Entries taken from a collection
=-=-=
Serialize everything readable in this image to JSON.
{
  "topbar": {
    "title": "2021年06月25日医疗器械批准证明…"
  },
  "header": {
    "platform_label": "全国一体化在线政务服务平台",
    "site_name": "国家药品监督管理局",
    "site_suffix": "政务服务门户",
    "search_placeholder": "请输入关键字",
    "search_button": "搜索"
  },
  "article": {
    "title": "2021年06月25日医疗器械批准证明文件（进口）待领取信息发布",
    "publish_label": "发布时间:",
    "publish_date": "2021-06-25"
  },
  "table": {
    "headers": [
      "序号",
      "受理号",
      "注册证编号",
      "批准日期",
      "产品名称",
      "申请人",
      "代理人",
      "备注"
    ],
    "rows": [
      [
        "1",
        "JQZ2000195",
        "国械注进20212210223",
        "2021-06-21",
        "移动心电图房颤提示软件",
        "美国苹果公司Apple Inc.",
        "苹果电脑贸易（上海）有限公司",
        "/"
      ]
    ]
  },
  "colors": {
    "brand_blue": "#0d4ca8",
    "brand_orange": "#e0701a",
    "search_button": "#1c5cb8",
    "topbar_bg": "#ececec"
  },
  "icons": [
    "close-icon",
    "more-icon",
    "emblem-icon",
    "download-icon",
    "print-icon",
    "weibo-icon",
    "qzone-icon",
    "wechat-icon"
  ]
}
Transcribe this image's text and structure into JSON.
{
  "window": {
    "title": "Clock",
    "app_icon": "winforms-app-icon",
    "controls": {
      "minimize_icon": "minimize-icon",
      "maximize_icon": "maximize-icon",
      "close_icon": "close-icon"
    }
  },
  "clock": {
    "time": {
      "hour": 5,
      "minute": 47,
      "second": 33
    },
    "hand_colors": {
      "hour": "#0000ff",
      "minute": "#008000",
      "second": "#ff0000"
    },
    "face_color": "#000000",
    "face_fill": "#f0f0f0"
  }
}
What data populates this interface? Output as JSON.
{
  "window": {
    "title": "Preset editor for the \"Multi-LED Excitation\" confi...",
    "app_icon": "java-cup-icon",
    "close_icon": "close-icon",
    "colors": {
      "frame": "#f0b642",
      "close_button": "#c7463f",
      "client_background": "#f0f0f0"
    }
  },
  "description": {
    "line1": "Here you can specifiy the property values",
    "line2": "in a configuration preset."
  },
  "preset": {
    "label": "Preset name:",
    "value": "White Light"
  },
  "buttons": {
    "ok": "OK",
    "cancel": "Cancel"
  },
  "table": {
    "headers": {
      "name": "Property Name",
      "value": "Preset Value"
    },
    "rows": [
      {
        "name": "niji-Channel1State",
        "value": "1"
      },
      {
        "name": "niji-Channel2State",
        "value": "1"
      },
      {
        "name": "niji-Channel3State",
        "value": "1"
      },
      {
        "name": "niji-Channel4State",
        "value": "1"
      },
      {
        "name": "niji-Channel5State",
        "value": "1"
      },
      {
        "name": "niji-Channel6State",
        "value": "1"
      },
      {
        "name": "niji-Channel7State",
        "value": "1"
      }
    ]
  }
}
=-=-=
▸ Your goal: Return all the data above once more, precisely as given.

▸ Exercise output:
Serialize everything readable in this image to JSON.
{
  "topbar": {
    "title": "2021年06月25日医疗器械批准证明…"
  },
  "header": {
    "platform_label": "全国一体化在线政务服务平台",
    "site_name": "国家药品监督管理局",
    "site_suffix": "政务服务门户",
    "search_placeholder": "请输入关键字",
    "search_button": "搜索"
  },
  "article": {
    "title": "2021年06月25日医疗器械批准证明文件（进口）待领取信息发布",
    "publish_label": "发布时间:",
    "publish_date": "2021-06-25"
  },
  "table": {
    "headers": [
      "序号",
      "受理号",
      "注册证编号",
      "批准日期",
      "产品名称",
      "申请人",
      "代理人",
      "备注"
    ],
    "rows": [
      [
        "1",
        "JQZ2000195",
        "国械注进20212210223",
        "2021-06-21",
        "移动心电图房颤提示软件",
        "美国苹果公司Apple Inc.",
        "苹果电脑贸易（上海）有限公司",
        "/"
      ]
    ]
  },
  "colors": {
    "brand_blue": "#0d4ca8",
    "brand_orange": "#e0701a",
    "search_button": "#1c5cb8",
    "topbar_bg": "#ececec"
  },
  "icons": [
    "close-icon",
    "more-icon",
    "emblem-icon",
    "download-icon",
    "print-icon",
    "weibo-icon",
    "qzone-icon",
    "wechat-icon"
  ]
}
Transcribe this image's text and structure into JSON.
{
  "window": {
    "title": "Clock",
    "app_icon": "winforms-app-icon",
    "controls": {
      "minimize_icon": "minimize-icon",
      "maximize_icon": "maximize-icon",
      "close_icon": "close-icon"
    }
  },
  "clock": {
    "time": {
      "hour": 5,
      "minute": 47,
      "second": 33
    },
    "hand_colors": {
      "hour": "#0000ff",
      "minute": "#008000",
      "second": "#ff0000"
    },
    "face_color": "#000000",
    "face_fill": "#f0f0f0"
  }
}
What data populates this interface? Output as JSON.
{
  "window": {
    "title": "Preset editor for the \"Multi-LED Excitation\" confi...",
    "app_icon": "java-cup-icon",
    "close_icon": "close-icon",
    "colors": {
      "frame": "#f0b642",
      "close_button": "#c7463f",
      "client_background": "#f0f0f0"
    }
  },
  "description": {
    "line1": "Here you can specifiy the property values",
    "line2": "in a configuration preset."
  },
  "preset": {
    "label": "Preset name:",
    "value": "White Light"
  },
  "buttons": {
    "ok": "OK",
    "cancel": "Cancel"
  },
  "table": {
    "headers": {
      "name": "Property Name",
      "value": "Preset Value"
    },
    "rows": [
      {
        "name": "niji-Channel1State",
        "value": "1"
      },
      {
        "name": "niji-Channel2State",
        "value": "1"
      },
      {
        "name": "niji-Channel3State",
        "value": "1"
      },
      {
        "name": "niji-Channel4State",
        "value": "1"
      },
      {
        "name": "niji-Channel5State",
        "value": "1"
      },
      {
        "name": "niji-Channel6State",
        "value": "1"
      },
      {
        "name": "niji-Channel7State",
        "value": "1"
      }
    ]
  }
}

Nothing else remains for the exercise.